— START —

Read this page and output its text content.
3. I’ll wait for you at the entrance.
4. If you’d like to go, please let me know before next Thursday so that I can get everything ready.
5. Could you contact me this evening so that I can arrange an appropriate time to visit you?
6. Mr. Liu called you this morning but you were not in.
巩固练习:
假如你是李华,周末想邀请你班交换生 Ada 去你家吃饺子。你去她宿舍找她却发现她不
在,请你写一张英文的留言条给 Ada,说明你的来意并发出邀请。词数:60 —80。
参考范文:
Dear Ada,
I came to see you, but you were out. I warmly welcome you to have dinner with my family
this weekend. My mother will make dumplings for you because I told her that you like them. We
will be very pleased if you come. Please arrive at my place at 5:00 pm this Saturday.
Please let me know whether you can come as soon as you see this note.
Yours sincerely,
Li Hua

— END —
— START —

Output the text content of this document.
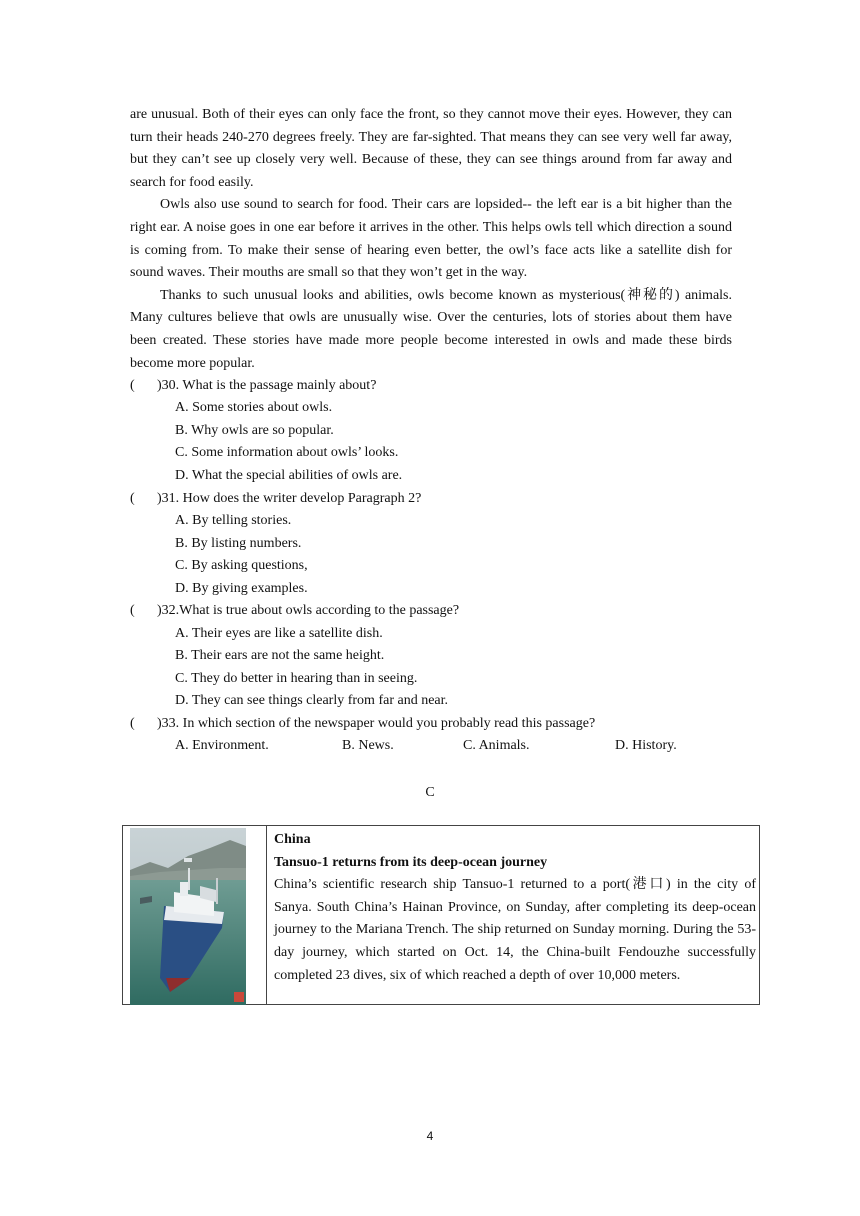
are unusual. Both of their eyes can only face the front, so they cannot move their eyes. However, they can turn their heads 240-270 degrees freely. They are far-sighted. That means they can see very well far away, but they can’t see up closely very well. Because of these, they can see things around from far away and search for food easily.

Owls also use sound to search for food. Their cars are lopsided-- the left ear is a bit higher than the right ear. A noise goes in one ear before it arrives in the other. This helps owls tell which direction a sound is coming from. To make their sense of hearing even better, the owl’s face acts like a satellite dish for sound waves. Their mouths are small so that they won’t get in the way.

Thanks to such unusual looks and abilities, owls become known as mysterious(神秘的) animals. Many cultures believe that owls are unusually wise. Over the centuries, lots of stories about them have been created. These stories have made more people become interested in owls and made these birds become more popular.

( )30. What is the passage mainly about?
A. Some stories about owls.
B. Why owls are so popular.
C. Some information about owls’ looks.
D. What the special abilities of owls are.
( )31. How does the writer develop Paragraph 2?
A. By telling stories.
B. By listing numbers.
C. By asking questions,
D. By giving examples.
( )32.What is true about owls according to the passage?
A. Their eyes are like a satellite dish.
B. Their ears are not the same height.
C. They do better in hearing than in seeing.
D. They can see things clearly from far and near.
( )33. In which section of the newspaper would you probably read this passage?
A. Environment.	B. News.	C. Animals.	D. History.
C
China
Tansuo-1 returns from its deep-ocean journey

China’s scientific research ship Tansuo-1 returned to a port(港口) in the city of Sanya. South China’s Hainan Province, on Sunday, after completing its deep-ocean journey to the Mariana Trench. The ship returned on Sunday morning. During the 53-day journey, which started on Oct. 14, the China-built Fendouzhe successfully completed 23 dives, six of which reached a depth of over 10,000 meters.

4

— END —

- Task goal: Copy every line that contains the string "text".

- Written response:
Read this page and output its text content.
Output the text content of this document.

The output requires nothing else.